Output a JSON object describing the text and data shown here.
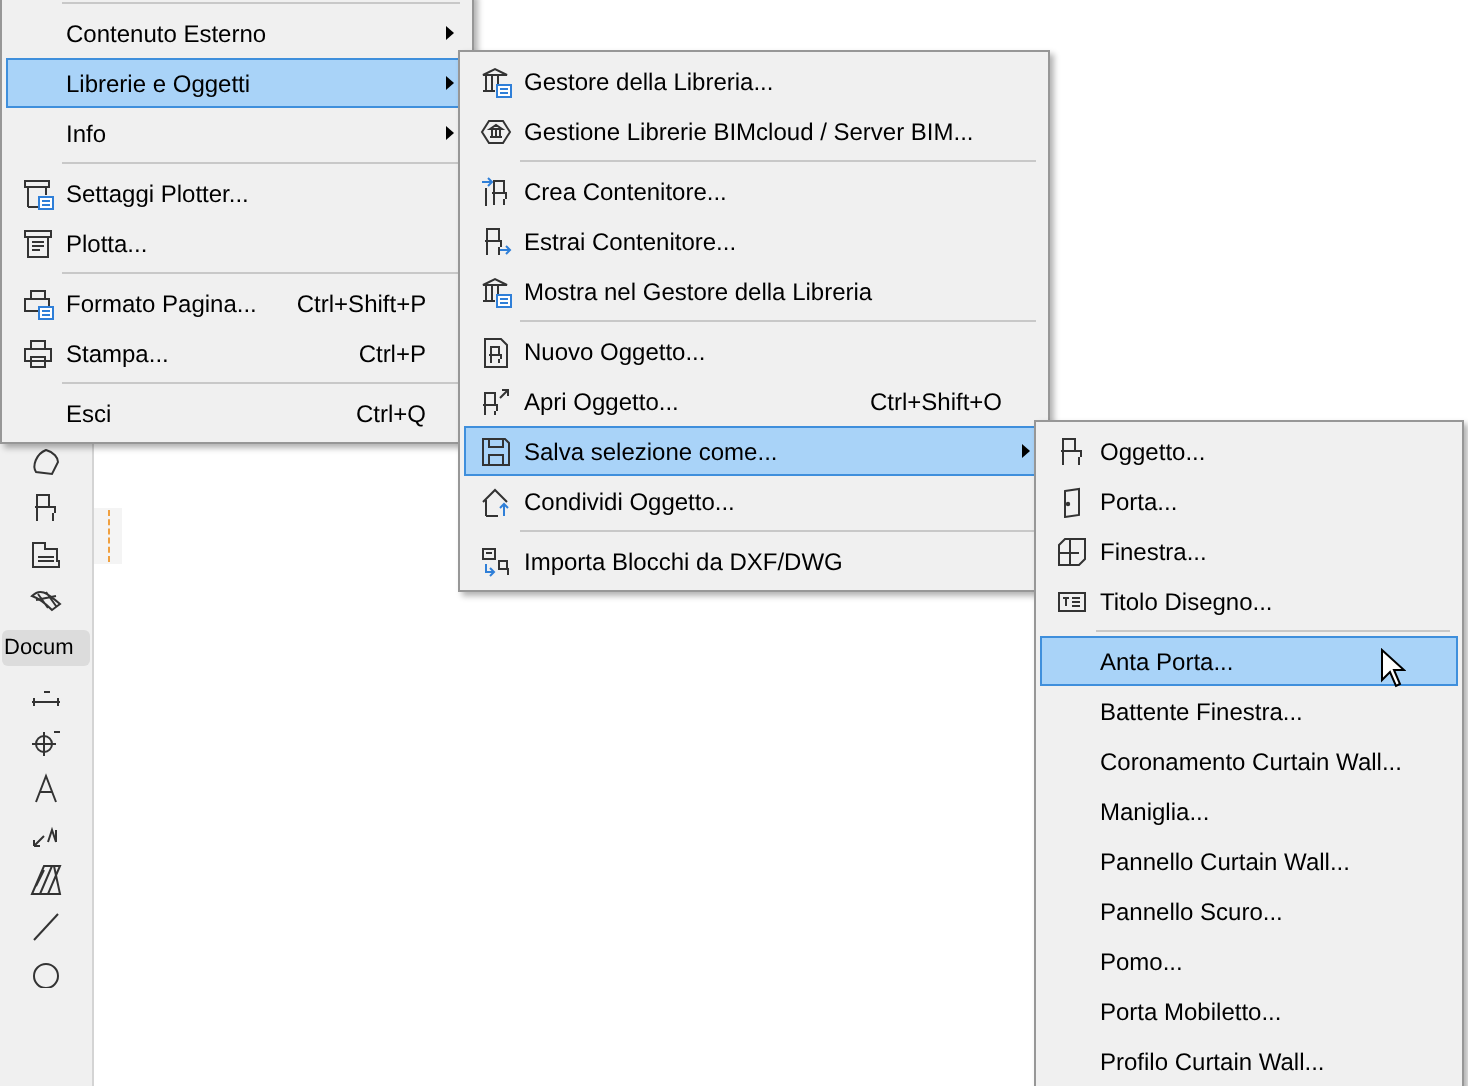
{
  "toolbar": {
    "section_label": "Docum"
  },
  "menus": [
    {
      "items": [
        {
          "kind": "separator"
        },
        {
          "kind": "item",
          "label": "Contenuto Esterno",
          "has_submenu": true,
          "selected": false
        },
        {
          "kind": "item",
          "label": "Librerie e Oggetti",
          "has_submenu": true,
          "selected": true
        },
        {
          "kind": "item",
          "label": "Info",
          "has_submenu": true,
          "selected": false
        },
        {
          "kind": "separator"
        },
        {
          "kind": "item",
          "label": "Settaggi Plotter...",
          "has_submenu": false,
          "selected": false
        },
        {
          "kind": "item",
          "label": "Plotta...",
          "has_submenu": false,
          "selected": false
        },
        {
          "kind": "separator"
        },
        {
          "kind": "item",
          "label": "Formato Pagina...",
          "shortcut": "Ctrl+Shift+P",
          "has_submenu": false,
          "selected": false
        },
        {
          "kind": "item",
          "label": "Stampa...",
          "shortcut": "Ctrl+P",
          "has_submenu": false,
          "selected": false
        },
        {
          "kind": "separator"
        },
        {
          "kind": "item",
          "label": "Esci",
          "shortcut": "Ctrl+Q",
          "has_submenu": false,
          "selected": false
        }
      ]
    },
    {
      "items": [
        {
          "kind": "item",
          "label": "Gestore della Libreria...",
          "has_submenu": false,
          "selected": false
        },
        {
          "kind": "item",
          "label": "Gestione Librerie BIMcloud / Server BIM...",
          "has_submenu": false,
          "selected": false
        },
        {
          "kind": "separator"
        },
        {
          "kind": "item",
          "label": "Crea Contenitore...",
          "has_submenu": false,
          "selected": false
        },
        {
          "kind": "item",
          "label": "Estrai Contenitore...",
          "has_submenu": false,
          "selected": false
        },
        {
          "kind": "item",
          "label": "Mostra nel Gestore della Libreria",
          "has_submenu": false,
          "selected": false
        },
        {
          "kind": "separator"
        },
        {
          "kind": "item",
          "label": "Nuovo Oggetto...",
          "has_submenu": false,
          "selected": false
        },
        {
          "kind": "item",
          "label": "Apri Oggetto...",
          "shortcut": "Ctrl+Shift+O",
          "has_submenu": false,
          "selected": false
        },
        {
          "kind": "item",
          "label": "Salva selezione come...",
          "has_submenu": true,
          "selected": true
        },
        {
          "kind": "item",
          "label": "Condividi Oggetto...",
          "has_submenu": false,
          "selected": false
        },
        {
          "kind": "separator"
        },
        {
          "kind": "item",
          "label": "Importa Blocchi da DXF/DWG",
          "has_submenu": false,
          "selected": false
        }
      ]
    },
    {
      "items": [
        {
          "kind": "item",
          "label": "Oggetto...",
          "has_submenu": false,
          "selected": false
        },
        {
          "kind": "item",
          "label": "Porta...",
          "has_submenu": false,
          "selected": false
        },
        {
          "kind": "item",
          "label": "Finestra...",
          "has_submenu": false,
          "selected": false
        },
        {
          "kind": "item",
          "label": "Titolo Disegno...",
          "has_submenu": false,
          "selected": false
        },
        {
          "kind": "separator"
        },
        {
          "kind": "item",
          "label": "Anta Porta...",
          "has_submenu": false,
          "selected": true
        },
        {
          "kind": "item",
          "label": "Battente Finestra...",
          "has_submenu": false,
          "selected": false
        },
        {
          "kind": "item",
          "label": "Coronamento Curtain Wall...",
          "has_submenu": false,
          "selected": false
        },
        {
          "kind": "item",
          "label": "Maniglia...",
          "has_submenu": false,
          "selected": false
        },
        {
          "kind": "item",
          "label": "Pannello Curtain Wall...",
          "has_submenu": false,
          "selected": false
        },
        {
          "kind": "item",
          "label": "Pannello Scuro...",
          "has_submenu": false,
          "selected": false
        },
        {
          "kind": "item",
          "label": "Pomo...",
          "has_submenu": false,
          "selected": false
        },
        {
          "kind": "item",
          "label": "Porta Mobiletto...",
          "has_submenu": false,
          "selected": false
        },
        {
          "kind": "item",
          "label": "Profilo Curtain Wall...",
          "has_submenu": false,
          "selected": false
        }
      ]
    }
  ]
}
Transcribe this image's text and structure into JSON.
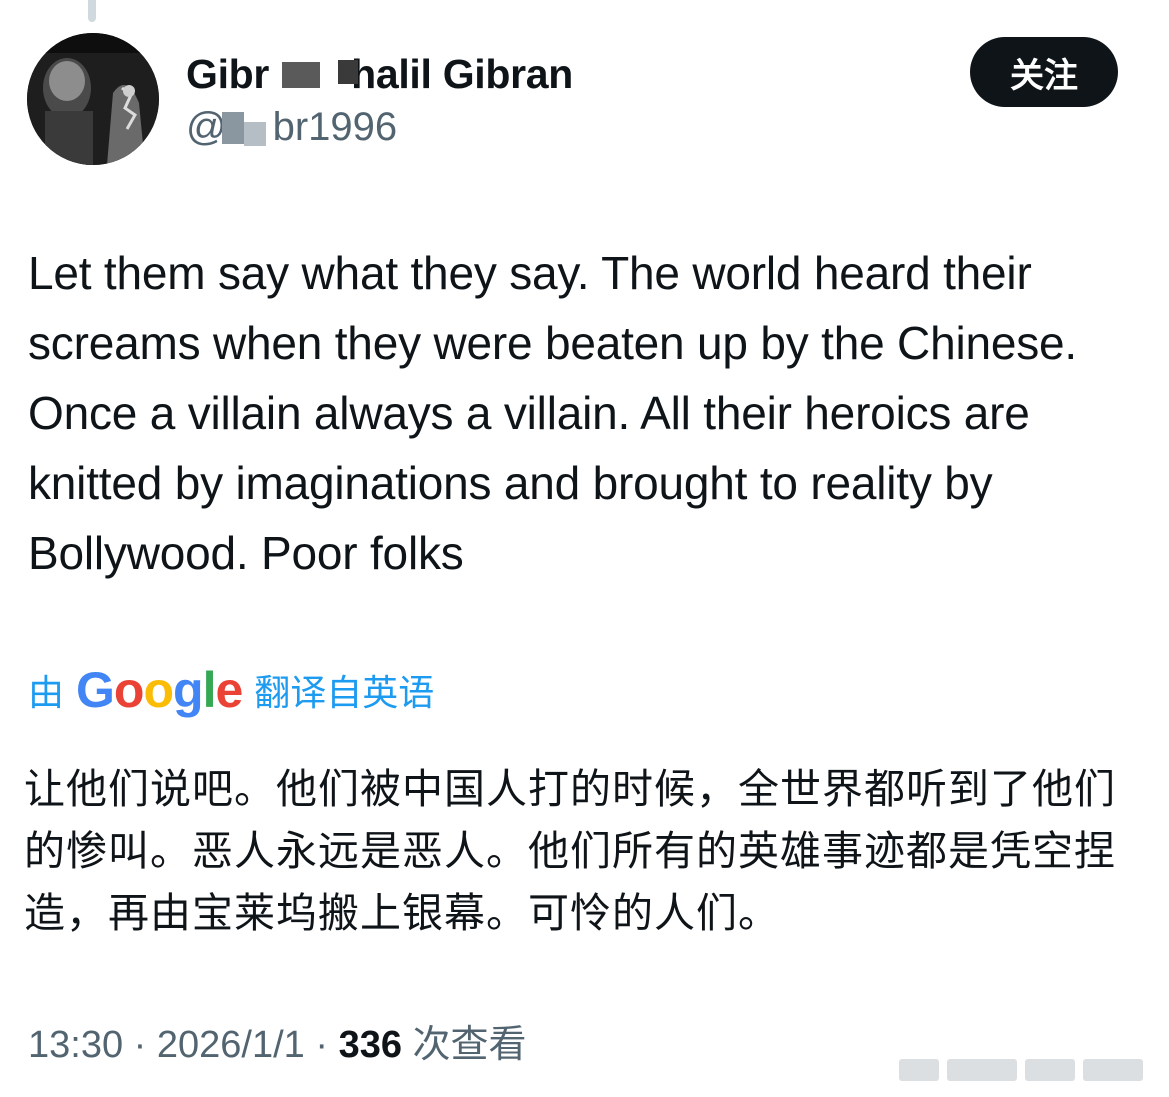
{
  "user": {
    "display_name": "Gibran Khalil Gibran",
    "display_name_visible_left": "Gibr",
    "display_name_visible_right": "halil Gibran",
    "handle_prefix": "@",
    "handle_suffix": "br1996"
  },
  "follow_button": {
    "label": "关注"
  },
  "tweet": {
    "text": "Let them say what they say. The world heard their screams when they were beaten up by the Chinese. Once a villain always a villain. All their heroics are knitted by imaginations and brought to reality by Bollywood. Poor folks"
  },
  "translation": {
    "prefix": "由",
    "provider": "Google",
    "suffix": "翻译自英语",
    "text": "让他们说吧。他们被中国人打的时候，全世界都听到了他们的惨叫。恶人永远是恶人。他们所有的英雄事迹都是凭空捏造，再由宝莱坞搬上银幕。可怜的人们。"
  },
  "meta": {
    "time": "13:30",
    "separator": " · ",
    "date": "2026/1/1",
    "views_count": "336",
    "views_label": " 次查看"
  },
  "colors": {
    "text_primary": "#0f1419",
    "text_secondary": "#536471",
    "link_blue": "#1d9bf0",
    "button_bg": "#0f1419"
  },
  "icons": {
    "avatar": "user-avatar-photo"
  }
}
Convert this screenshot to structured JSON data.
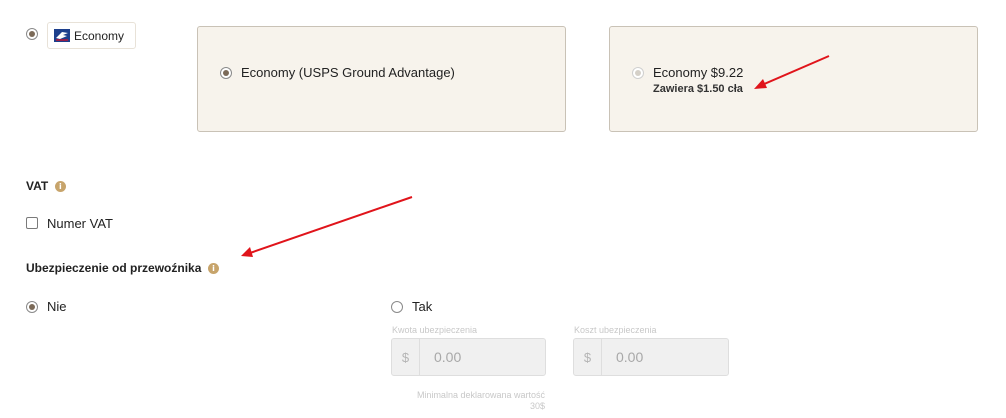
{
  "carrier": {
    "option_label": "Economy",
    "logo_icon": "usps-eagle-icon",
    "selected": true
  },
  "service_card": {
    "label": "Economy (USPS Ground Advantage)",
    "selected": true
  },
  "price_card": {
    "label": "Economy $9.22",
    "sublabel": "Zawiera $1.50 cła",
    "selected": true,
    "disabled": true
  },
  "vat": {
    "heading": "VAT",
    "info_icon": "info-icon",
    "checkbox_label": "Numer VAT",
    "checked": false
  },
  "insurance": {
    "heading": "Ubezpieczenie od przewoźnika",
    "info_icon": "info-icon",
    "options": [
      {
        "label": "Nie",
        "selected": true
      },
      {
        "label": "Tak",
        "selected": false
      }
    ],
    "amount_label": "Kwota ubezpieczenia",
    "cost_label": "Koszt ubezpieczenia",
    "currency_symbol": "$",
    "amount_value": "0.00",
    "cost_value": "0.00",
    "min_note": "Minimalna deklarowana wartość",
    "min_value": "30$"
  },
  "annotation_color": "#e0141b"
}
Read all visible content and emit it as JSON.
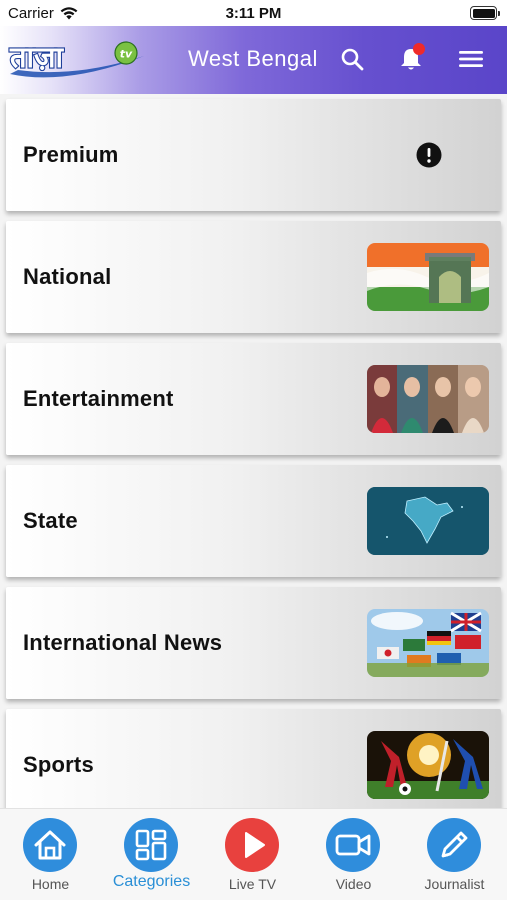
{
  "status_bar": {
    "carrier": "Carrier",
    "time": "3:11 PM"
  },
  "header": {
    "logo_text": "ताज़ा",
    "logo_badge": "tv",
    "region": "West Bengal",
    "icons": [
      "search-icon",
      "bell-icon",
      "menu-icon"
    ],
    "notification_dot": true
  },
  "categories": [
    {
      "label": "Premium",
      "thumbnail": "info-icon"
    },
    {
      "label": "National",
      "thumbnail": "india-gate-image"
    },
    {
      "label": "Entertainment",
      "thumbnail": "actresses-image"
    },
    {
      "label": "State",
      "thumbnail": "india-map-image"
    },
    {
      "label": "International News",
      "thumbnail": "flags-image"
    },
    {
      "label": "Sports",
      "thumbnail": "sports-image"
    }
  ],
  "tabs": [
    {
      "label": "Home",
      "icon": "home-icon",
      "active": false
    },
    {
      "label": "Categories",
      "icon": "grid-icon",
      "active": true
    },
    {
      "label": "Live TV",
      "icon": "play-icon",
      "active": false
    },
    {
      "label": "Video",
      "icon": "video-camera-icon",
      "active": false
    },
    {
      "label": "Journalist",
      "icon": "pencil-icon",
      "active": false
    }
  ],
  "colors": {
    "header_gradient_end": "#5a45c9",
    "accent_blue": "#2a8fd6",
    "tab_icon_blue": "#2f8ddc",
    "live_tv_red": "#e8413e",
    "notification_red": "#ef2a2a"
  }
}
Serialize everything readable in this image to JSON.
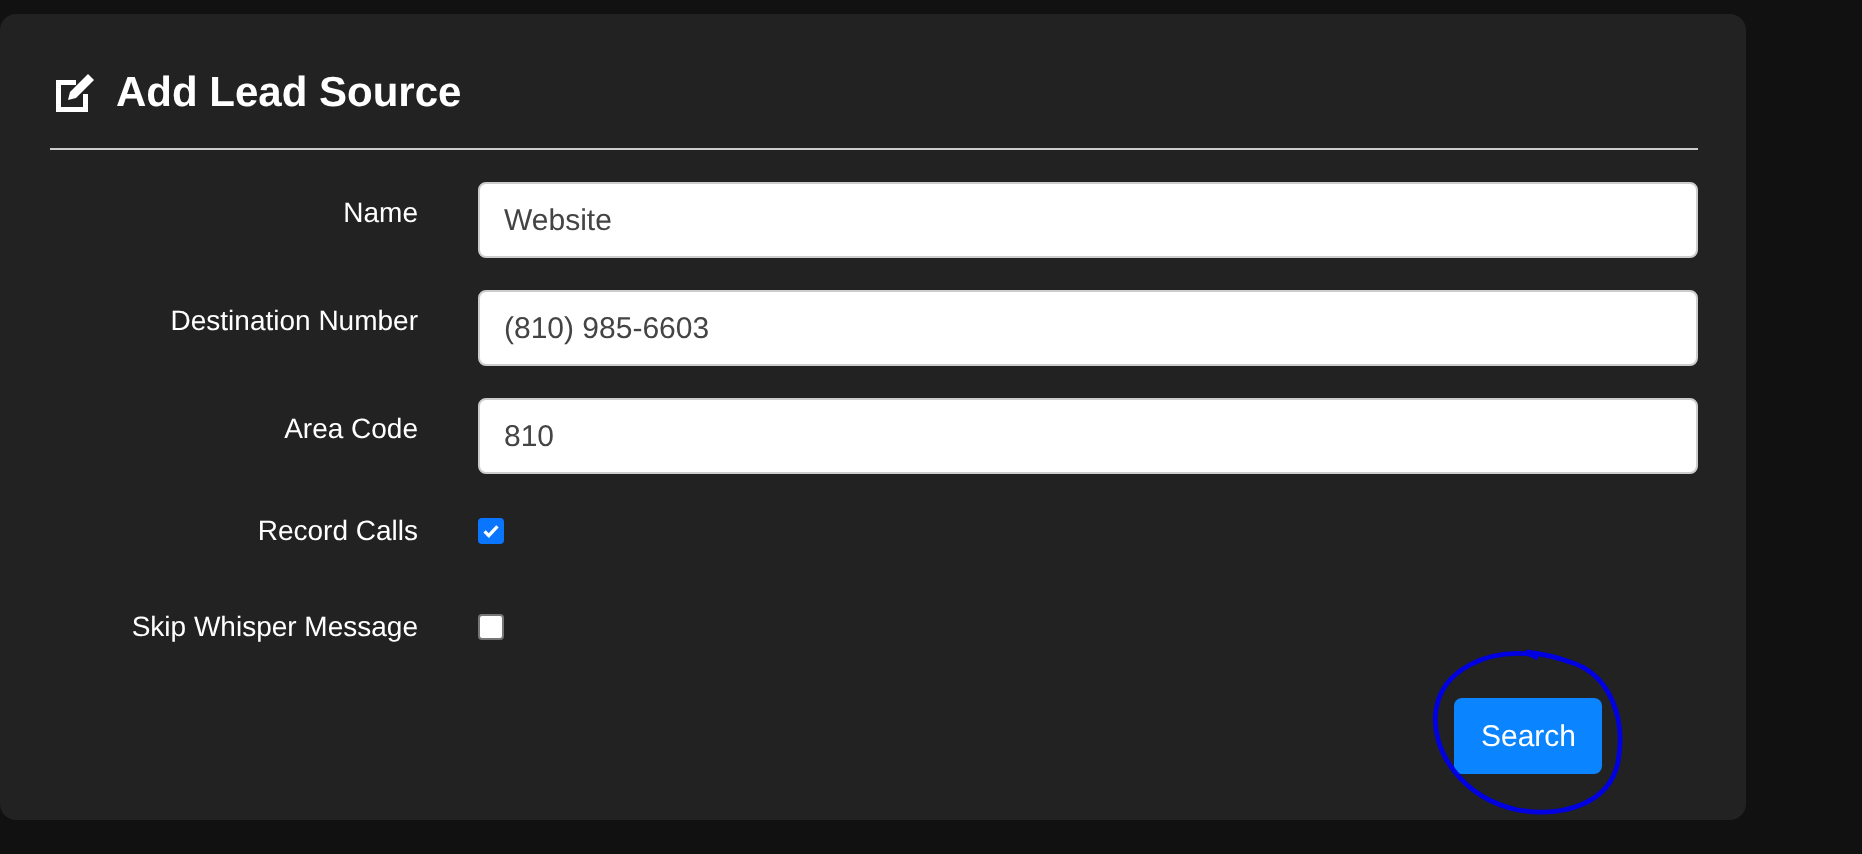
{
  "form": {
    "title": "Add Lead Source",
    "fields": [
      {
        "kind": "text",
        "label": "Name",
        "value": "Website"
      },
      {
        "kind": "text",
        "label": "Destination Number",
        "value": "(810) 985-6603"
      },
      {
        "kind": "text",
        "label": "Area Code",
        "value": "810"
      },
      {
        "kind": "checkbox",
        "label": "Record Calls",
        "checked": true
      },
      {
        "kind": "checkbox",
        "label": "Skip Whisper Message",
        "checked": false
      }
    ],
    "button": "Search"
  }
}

### [WHAT IS ASKED]
The lines to be quoted run from the line containing "Serialize everything readable" through the end of the entries above, both included; quote them exactly and leave out any pictures.

### [FULL SOLUTION]
Serialize everything readable in this image to JSON.
{
  "form": {
    "title": "Add Lead Source",
    "fields": [
      {
        "kind": "text",
        "label": "Name",
        "value": "Website"
      },
      {
        "kind": "text",
        "label": "Destination Number",
        "value": "(810) 985-6603"
      },
      {
        "kind": "text",
        "label": "Area Code",
        "value": "810"
      },
      {
        "kind": "checkbox",
        "label": "Record Calls",
        "checked": true
      },
      {
        "kind": "checkbox",
        "label": "Skip Whisper Message",
        "checked": false
      }
    ],
    "button": "Search"
  }
}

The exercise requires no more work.